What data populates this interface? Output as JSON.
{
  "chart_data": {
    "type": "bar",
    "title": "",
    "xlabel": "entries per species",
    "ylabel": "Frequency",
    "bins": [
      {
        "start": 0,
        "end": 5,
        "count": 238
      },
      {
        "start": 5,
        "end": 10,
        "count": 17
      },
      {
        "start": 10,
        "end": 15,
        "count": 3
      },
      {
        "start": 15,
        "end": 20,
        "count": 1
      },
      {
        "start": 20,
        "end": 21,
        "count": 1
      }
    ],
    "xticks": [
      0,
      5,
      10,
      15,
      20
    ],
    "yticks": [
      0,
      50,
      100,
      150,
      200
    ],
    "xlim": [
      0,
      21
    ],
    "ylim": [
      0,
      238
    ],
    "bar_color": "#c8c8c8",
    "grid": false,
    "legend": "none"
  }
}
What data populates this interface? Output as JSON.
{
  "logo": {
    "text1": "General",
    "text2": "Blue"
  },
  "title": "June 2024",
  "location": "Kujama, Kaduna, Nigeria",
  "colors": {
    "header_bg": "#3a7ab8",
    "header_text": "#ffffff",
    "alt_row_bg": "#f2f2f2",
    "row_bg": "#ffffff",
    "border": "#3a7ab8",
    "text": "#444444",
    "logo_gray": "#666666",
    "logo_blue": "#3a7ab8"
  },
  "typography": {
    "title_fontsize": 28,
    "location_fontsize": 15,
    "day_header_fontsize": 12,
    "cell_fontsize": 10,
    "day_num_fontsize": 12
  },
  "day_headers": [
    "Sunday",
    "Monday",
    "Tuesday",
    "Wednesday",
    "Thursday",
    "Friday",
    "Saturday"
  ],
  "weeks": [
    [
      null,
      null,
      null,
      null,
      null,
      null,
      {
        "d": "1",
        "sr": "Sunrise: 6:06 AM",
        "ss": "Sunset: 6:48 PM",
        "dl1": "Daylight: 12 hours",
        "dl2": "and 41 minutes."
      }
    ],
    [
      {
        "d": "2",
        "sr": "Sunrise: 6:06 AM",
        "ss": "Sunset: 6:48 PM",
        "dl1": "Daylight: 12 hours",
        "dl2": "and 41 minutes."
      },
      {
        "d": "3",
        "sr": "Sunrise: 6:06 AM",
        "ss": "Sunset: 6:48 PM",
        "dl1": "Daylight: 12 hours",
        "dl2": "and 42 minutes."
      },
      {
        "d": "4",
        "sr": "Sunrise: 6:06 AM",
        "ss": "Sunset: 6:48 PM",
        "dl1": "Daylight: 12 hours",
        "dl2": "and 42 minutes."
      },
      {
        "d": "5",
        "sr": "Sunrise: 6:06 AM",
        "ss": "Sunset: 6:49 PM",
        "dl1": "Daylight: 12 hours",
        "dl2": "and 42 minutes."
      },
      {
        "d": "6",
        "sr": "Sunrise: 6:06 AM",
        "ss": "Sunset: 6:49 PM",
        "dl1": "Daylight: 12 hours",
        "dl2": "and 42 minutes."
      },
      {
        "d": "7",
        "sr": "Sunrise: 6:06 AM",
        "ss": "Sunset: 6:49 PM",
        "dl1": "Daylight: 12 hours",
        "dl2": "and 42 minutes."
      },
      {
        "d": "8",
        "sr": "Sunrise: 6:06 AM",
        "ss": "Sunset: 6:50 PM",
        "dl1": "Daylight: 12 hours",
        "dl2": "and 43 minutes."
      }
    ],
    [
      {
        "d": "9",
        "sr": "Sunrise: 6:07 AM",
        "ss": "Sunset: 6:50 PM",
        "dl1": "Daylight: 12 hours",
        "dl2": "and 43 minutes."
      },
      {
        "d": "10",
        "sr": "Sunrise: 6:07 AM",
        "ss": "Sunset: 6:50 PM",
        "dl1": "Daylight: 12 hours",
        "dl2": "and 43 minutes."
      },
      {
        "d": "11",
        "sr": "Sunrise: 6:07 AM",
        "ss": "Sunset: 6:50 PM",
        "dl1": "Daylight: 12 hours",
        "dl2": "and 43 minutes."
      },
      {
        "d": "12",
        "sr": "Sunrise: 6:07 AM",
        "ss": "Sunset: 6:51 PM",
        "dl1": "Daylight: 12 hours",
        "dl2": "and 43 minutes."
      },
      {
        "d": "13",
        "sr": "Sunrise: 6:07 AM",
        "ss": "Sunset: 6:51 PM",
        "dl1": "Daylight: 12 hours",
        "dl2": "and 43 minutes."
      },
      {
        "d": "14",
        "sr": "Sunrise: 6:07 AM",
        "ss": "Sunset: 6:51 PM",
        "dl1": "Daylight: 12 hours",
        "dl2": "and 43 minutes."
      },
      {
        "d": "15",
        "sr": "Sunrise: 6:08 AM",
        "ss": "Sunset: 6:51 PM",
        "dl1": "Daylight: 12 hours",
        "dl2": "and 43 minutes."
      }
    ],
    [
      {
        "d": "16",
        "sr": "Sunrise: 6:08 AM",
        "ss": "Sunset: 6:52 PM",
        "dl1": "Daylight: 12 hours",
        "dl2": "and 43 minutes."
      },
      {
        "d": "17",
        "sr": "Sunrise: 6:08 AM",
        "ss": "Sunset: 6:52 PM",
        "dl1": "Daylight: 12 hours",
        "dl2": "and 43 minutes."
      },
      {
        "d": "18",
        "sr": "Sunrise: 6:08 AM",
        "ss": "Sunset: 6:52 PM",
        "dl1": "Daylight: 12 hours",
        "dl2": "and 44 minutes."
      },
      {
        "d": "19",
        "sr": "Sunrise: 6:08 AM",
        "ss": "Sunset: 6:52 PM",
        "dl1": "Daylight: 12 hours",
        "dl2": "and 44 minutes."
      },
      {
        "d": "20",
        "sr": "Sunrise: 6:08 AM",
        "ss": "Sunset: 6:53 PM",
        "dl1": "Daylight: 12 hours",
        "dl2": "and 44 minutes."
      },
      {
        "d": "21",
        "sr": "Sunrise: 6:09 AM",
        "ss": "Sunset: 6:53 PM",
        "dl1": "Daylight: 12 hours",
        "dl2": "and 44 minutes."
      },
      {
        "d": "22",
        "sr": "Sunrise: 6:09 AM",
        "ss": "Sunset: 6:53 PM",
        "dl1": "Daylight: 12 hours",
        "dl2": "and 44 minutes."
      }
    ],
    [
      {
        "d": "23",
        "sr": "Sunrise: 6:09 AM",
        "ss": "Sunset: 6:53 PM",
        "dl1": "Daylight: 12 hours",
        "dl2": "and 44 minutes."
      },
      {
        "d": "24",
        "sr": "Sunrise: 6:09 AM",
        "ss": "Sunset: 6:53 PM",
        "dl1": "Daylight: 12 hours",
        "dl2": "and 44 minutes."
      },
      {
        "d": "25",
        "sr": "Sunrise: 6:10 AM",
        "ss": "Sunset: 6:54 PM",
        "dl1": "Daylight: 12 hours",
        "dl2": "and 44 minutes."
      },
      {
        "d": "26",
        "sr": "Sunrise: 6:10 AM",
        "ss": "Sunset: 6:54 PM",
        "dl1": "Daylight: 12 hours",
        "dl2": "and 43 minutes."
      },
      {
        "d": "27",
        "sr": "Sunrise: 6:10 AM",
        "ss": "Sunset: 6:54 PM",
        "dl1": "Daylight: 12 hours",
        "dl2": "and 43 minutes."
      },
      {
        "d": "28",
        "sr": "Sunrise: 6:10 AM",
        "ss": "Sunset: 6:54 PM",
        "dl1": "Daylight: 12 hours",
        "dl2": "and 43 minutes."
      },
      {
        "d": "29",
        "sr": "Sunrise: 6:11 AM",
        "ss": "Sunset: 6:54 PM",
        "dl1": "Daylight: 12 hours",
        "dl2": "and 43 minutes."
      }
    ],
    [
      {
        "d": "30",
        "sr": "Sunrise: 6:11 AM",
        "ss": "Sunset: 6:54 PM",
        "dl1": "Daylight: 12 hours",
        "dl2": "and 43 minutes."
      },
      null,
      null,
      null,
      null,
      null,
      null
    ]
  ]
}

▸ **Short exercise**
Locate the word "start" in the entries, and copy every line where it is found.

▸ **Solved problem**
        "start": 0,
        "start": 5,
        "start": 10,
        "start": 15,
        "start": 20,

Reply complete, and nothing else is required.